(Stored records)
- - -

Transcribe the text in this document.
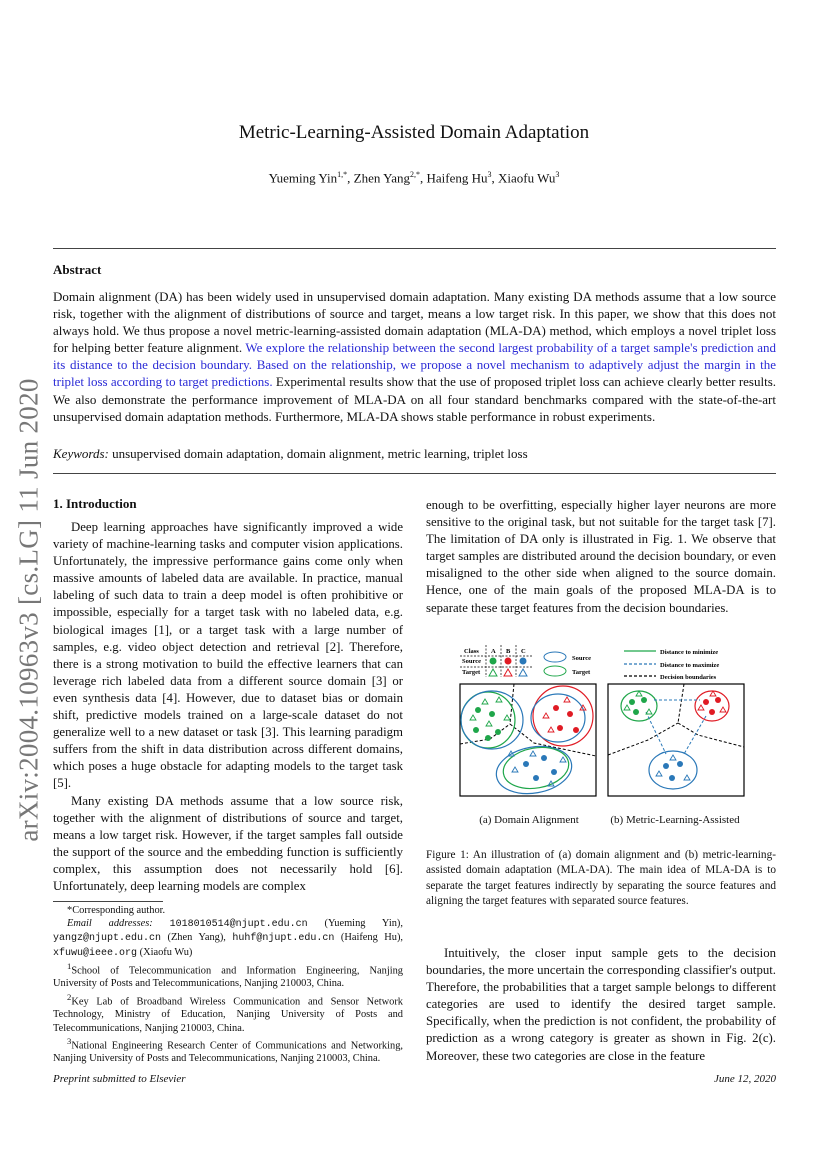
arXiv:2004.10963v3 [cs.LG] 11 Jun 2020
Metric-Learning-Assisted Domain Adaptation
Yueming Yin$^{1,*}$, Zhen Yang$^{2,*}$, Haifeng Hu$^3$, Xiaofu Wu$^3$
Abstract
Domain alignment (DA) has been widely used in unsupervised domain adaptation. Many existing DA methods assume that a low source risk, together with the alignment of distributions of source and target, means a low target risk. In this paper, we show that this does not always hold. We thus propose a novel metric-learning-assisted domain adaptation (MLA-DA) method, which employs a novel triplet loss for helping better feature alignment. We explore the relationship between the second largest probability of a target sample's prediction and its distance to the decision boundary. Based on the relationship, we propose a novel mechanism to adaptively adjust the margin in the triplet loss according to target predictions. Experimental results show that the use of proposed triplet loss can achieve clearly better results. We also demonstrate the performance improvement of MLA-DA on all four standard benchmarks compared with the state-of-the-art unsupervised domain adaptation methods. Furthermore, MLA-DA shows stable performance in robust experiments.
Keywords: unsupervised domain adaptation, domain alignment, metric learning, triplet loss
1. Introduction

Deep learning approaches have significantly improved a wide variety of machine-learning tasks and computer vision applications. Unfortunately, the impressive performance gains come only when massive amounts of labeled data are available. In practice, manual labeling of such data to train a deep model is often prohibitive or impossible, especially for a target task with no labeled data, e.g. biological images [1], or a target task with a large number of samples, e.g. video object detection and retrieval [2]. Therefore, there is a strong motivation to build the effective learners that can leverage rich labeled data from a different source domain [3] or even synthesis data [4]. However, due to dataset bias or domain shift, predictive models trained on a large-scale dataset do not generalize well to a new dataset or task [3]. This learning paradigm suffers from the shift in data distribution across different domains, which poses a huge obstacle for adapting models to the target task [5].

Many existing DA methods assume that a low source risk, together with the alignment of distributions of source and target, means a low target risk. However, if the target samples fall outside the support of the source and the embedding function is sufficiently complex, this assumption does not necessarily hold [6]. Unfortunately, deep learning models are complex

*Corresponding author.

Email addresses: 1018010514@njupt.edu.cn (Yueming Yin), yangz@njupt.edu.cn (Zhen Yang), huhf@njupt.edu.cn (Haifeng Hu), xfuwu@ieee.org (Xiaofu Wu)

$^1$School of Telecommunication and Information Engineering, Nanjing University of Posts and Telecommunications, Nanjing 210003, China.

$^2$Key Lab of Broadband Wireless Communication and Sensor Network Technology, Ministry of Education, Nanjing University of Posts and Telecommunications, Nanjing 210003, China.

$^3$National Engineering Research Center of Communications and Networking, Nanjing University of Posts and Telecommunications, Nanjing 210003, China.

enough to be overfitting, especially higher layer neurons are more sensitive to the original task, but not suitable for the target task [7]. The limitation of DA only is illustrated in Fig. 1. We observe that target samples are distributed around the decision boundary, or even misaligned to the other side when aligned to the source domain. Hence, one of the main goals of the proposed MLA-DA is to separate these target features from the decision boundaries.

Class
Source
Target
A B C
Source
Target
Distance to minimize
Distance to maximize
Decision boundaries
(a) Domain Alignment	(b) Metric-Learning-Assisted
Figure 1: An illustration of (a) domain alignment and (b) metric-learning-assisted domain adaptation (MLA-DA). The main idea of MLA-DA is to separate the target features indirectly by separating the source features and aligning the target features with separated source features.

Intuitively, the closer input sample gets to the decision boundaries, the more uncertain the corresponding classifier's output. Therefore, the probabilities that a target sample belongs to different categories are used to identify the desired target sample. Specifically, when the prediction is not confident, the probability of prediction as a wrong category is greater as shown in Fig. 2(c). Moreover, these two categories are close in the feature

Preprint submitted to Elsevier	June 12, 2020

- - -

* OBJECTIVE: What is the number of lines above that hold the string "University"? Answer with that number alone.

* TASK SOLUTION: 3